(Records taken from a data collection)
┄┄┄┄┄┄

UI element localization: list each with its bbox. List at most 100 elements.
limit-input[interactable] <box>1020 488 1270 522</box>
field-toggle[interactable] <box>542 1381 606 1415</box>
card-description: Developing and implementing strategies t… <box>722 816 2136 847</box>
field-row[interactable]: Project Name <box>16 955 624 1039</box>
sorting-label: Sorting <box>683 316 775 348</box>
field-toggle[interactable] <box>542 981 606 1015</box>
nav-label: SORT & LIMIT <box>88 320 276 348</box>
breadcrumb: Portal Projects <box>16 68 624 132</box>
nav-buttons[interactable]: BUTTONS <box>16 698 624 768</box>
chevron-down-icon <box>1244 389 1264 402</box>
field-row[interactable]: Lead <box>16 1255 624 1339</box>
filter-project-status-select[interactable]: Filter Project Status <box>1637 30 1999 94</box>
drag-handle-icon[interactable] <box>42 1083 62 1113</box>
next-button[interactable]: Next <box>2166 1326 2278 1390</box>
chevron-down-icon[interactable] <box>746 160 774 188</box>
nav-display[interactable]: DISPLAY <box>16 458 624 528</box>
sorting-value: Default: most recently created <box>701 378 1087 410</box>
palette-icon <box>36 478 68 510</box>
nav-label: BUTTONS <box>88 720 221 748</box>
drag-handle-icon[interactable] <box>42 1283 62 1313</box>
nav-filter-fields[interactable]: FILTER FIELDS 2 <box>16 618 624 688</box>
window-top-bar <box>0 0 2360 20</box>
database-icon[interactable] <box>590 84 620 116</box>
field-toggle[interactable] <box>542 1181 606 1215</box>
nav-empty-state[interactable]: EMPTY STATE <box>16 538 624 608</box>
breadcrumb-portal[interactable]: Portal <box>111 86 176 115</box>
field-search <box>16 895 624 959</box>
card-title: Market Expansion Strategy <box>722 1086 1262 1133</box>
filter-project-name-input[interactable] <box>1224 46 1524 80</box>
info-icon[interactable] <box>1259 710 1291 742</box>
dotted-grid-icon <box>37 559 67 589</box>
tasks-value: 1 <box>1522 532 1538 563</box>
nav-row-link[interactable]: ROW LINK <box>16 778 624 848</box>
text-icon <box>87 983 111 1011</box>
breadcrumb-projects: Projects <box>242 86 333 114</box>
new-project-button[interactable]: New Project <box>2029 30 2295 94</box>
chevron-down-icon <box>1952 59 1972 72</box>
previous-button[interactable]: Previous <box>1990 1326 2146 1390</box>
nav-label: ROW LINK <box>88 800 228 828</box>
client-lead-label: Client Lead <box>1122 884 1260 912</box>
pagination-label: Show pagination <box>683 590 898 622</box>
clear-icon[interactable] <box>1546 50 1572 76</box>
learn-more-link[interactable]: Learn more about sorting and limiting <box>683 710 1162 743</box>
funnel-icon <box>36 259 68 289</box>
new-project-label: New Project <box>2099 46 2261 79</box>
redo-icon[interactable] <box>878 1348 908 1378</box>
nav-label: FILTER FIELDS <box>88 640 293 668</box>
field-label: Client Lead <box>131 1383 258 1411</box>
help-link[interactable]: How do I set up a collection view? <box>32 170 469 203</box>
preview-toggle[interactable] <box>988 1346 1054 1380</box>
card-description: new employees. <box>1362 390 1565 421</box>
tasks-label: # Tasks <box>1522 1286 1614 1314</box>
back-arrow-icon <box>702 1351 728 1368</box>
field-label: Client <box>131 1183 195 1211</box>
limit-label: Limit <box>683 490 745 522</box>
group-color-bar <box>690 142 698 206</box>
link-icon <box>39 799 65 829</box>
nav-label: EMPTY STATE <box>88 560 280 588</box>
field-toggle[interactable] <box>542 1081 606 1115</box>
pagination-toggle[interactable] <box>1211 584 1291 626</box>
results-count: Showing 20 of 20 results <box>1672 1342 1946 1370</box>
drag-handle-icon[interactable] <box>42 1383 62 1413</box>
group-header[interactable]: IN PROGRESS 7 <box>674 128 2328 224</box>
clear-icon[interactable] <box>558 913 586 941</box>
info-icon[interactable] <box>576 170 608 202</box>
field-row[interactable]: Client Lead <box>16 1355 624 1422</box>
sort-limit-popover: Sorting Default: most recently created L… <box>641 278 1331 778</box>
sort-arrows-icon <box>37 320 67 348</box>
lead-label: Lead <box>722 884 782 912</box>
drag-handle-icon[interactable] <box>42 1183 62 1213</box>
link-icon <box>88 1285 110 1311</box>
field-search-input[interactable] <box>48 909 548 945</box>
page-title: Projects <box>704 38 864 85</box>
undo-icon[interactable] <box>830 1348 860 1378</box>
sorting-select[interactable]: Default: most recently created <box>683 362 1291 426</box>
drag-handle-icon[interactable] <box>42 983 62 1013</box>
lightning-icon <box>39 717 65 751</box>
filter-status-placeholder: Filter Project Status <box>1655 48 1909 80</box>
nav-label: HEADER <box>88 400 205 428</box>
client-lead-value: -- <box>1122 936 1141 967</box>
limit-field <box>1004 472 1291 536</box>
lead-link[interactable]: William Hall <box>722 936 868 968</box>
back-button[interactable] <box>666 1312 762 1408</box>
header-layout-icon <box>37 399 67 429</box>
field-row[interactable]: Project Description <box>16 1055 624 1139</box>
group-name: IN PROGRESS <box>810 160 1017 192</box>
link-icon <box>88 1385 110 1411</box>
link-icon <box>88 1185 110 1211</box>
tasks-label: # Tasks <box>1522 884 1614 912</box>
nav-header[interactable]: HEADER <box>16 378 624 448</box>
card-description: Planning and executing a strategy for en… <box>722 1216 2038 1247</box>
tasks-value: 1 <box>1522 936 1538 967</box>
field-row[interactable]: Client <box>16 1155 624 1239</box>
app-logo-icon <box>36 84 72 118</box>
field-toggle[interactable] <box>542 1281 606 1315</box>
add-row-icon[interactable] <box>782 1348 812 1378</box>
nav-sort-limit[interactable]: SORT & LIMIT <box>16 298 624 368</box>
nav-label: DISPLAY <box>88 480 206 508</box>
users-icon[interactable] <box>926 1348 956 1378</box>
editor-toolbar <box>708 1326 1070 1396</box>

┄┄┄┄┄┄

Exercise directions.
Write out every line of the records above, character for character and with nothing changed.

Written solution.
UI element localization: list each with its bbox. List at most 100 elements.
limit-input[interactable] <box>1020 488 1270 522</box>
field-toggle[interactable] <box>542 1381 606 1415</box>
card-description: Developing and implementing strategies t… <box>722 816 2136 847</box>
field-row[interactable]: Project Name <box>16 955 624 1039</box>
sorting-label: Sorting <box>683 316 775 348</box>
field-toggle[interactable] <box>542 981 606 1015</box>
nav-label: SORT & LIMIT <box>88 320 276 348</box>
breadcrumb: Portal Projects <box>16 68 624 132</box>
nav-buttons[interactable]: BUTTONS <box>16 698 624 768</box>
chevron-down-icon <box>1244 389 1264 402</box>
field-row[interactable]: Lead <box>16 1255 624 1339</box>
filter-project-status-select[interactable]: Filter Project Status <box>1637 30 1999 94</box>
drag-handle-icon[interactable] <box>42 1083 62 1113</box>
next-button[interactable]: Next <box>2166 1326 2278 1390</box>
chevron-down-icon[interactable] <box>746 160 774 188</box>
nav-display[interactable]: DISPLAY <box>16 458 624 528</box>
sorting-value: Default: most recently created <box>701 378 1087 410</box>
palette-icon <box>36 478 68 510</box>
nav-label: BUTTONS <box>88 720 221 748</box>
drag-handle-icon[interactable] <box>42 1283 62 1313</box>
nav-filter-fields[interactable]: FILTER FIELDS 2 <box>16 618 624 688</box>
window-top-bar <box>0 0 2360 20</box>
database-icon[interactable] <box>590 84 620 116</box>
field-toggle[interactable] <box>542 1181 606 1215</box>
nav-empty-state[interactable]: EMPTY STATE <box>16 538 624 608</box>
breadcrumb-portal[interactable]: Portal <box>111 86 176 115</box>
field-search <box>16 895 624 959</box>
card-title: Market Expansion Strategy <box>722 1086 1262 1133</box>
filter-project-name-input[interactable] <box>1224 46 1524 80</box>
info-icon[interactable] <box>1259 710 1291 742</box>
dotted-grid-icon <box>37 559 67 589</box>
tasks-value: 1 <box>1522 532 1538 563</box>
nav-row-link[interactable]: ROW LINK <box>16 778 624 848</box>
text-icon <box>87 983 111 1011</box>
breadcrumb-projects: Projects <box>242 86 333 114</box>
new-project-button[interactable]: New Project <box>2029 30 2295 94</box>
chevron-down-icon <box>1952 59 1972 72</box>
previous-button[interactable]: Previous <box>1990 1326 2146 1390</box>
nav-label: ROW LINK <box>88 800 228 828</box>
client-lead-label: Client Lead <box>1122 884 1260 912</box>
pagination-label: Show pagination <box>683 590 898 622</box>
clear-icon[interactable] <box>1546 50 1572 76</box>
learn-more-link[interactable]: Learn more about sorting and limiting <box>683 710 1162 743</box>
funnel-icon <box>36 259 68 289</box>
new-project-label: New Project <box>2099 46 2261 79</box>
redo-icon[interactable] <box>878 1348 908 1378</box>
nav-label: FILTER FIELDS <box>88 640 293 668</box>
field-label: Client Lead <box>131 1383 258 1411</box>
help-link[interactable]: How do I set up a collection view? <box>32 170 469 203</box>
preview-toggle[interactable] <box>988 1346 1054 1380</box>
card-description: new employees. <box>1362 390 1565 421</box>
tasks-label: # Tasks <box>1522 1286 1614 1314</box>
back-arrow-icon <box>702 1351 728 1368</box>
field-label: Client <box>131 1183 195 1211</box>
limit-label: Limit <box>683 490 745 522</box>
group-color-bar <box>690 142 698 206</box>
link-icon <box>39 799 65 829</box>
nav-label: EMPTY STATE <box>88 560 280 588</box>
field-toggle[interactable] <box>542 1081 606 1115</box>
pagination-toggle[interactable] <box>1211 584 1291 626</box>
results-count: Showing 20 of 20 results <box>1672 1342 1946 1370</box>
drag-handle-icon[interactable] <box>42 1383 62 1413</box>
group-header[interactable]: IN PROGRESS 7 <box>674 128 2328 224</box>
clear-icon[interactable] <box>558 913 586 941</box>
info-icon[interactable] <box>576 170 608 202</box>
field-row[interactable]: Client Lead <box>16 1355 624 1422</box>
sort-limit-popover: Sorting Default: most recently created L… <box>641 278 1331 778</box>
sort-arrows-icon <box>37 320 67 348</box>
lead-label: Lead <box>722 884 782 912</box>
drag-handle-icon[interactable] <box>42 1183 62 1213</box>
link-icon <box>88 1285 110 1311</box>
field-search-input[interactable] <box>48 909 548 945</box>
page-title: Projects <box>704 38 864 85</box>
undo-icon[interactable] <box>830 1348 860 1378</box>
sorting-select[interactable]: Default: most recently created <box>683 362 1291 426</box>
drag-handle-icon[interactable] <box>42 983 62 1013</box>
lightning-icon <box>39 717 65 751</box>
filter-status-placeholder: Filter Project Status <box>1655 48 1909 80</box>
nav-label: HEADER <box>88 400 205 428</box>
client-lead-value: -- <box>1122 936 1141 967</box>
limit-field <box>1004 472 1291 536</box>
lead-link[interactable]: William Hall <box>722 936 868 968</box>
back-button[interactable] <box>666 1312 762 1408</box>
header-layout-icon <box>37 399 67 429</box>
field-row[interactable]: Project Description <box>16 1055 624 1139</box>
group-name: IN PROGRESS <box>810 160 1017 192</box>
link-icon <box>88 1385 110 1411</box>
link-icon <box>88 1185 110 1211</box>
tasks-label: # Tasks <box>1522 884 1614 912</box>
nav-header[interactable]: HEADER <box>16 378 624 448</box>
card-description: Planning and executing a strategy for en… <box>722 1216 2038 1247</box>
tasks-value: 1 <box>1522 936 1538 967</box>
field-row[interactable]: Client <box>16 1155 624 1239</box>
app-logo-icon <box>36 84 72 118</box>
field-toggle[interactable] <box>542 1281 606 1315</box>
add-row-icon[interactable] <box>782 1348 812 1378</box>
nav-sort-limit[interactable]: SORT & LIMIT <box>16 298 624 368</box>
nav-label: DISPLAY <box>88 480 206 508</box>
users-icon[interactable] <box>926 1348 956 1378</box>
editor-toolbar <box>708 1326 1070 1396</box>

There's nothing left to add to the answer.